+++ EXTRACTED ENTRIES +++

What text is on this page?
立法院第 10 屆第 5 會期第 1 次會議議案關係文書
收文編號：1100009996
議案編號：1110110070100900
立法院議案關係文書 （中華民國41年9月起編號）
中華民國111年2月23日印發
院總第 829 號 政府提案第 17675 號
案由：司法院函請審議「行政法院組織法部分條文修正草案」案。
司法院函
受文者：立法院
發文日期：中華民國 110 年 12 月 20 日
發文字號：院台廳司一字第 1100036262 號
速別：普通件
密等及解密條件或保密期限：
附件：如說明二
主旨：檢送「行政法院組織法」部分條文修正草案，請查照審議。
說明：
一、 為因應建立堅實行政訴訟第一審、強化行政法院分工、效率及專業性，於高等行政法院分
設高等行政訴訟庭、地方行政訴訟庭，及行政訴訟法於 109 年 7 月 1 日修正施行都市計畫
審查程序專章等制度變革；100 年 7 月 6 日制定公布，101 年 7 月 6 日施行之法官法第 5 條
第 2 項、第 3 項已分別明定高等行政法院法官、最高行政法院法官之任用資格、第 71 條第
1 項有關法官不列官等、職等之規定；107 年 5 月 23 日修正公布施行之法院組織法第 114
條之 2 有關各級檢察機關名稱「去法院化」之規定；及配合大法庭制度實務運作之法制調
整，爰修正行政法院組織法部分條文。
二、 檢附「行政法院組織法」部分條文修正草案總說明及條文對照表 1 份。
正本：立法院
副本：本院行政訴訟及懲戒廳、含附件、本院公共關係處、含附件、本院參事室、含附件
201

+++

- **WHAT THE TASK ASKS**
Using the data above, return each line exactly as written.

- **CORRECT RESULT**
What text is on this page?
立法院第 10 屆第 5 會期第 1 次會議議案關係文書
收文編號：1100009996
議案編號：1110110070100900
立法院議案關係文書 （中華民國41年9月起編號）
中華民國111年2月23日印發
院總第 829 號 政府提案第 17675 號
案由：司法院函請審議「行政法院組織法部分條文修正草案」案。
司法院函
受文者：立法院
發文日期：中華民國 110 年 12 月 20 日
發文字號：院台廳司一字第 1100036262 號
速別：普通件
密等及解密條件或保密期限：
附件：如說明二
主旨：檢送「行政法院組織法」部分條文修正草案，請查照審議。
說明：
一、 為因應建立堅實行政訴訟第一審、強化行政法院分工、效率及專業性，於高等行政法院分
設高等行政訴訟庭、地方行政訴訟庭，及行政訴訟法於 109 年 7 月 1 日修正施行都市計畫
審查程序專章等制度變革；100 年 7 月 6 日制定公布，101 年 7 月 6 日施行之法官法第 5 條
第 2 項、第 3 項已分別明定高等行政法院法官、最高行政法院法官之任用資格、第 71 條第
1 項有關法官不列官等、職等之規定；107 年 5 月 23 日修正公布施行之法院組織法第 114
條之 2 有關各級檢察機關名稱「去法院化」之規定；及配合大法庭制度實務運作之法制調
整，爰修正行政法院組織法部分條文。
二、 檢附「行政法院組織法」部分條文修正草案總說明及條文對照表 1 份。
正本：立法院
副本：本院行政訴訟及懲戒廳、含附件、本院公共關係處、含附件、本院參事室、含附件
201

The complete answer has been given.